### Exercise
Where a line below holds the string "significativamente", copy that line.

### Stored data entries
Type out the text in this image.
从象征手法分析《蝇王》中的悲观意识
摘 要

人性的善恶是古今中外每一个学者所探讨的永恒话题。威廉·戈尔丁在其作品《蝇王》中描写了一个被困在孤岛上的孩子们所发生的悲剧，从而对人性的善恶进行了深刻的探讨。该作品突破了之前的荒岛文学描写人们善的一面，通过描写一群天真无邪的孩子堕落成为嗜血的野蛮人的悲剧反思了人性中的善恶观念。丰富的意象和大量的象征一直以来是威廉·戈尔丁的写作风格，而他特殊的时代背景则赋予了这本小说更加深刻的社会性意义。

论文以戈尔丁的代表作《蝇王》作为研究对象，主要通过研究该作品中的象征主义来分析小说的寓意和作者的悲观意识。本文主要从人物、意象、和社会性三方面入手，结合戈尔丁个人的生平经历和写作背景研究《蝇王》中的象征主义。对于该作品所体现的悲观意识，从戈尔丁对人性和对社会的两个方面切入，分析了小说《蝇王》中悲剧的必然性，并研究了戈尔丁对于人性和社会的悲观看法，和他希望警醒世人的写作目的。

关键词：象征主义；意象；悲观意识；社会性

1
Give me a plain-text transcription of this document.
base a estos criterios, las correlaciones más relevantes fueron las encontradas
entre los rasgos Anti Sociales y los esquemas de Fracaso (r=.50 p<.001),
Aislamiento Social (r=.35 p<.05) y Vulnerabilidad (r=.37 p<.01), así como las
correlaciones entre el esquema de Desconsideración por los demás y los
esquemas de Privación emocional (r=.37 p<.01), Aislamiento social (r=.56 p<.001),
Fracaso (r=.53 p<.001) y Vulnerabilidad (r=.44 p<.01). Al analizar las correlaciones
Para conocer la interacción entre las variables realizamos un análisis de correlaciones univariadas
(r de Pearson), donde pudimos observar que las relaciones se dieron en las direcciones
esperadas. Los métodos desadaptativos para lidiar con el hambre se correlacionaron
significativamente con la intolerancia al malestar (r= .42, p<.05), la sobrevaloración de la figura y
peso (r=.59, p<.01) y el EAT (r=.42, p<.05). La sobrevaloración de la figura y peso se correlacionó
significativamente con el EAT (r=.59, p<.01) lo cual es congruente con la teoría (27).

### Final answer
significativamente con la intolerancia al malestar (r= .42, p<.05), la sobrevaloración de la figura y
significativamente con el EAT (r=.59, p<.01) lo cual es congruente con la teoría (27).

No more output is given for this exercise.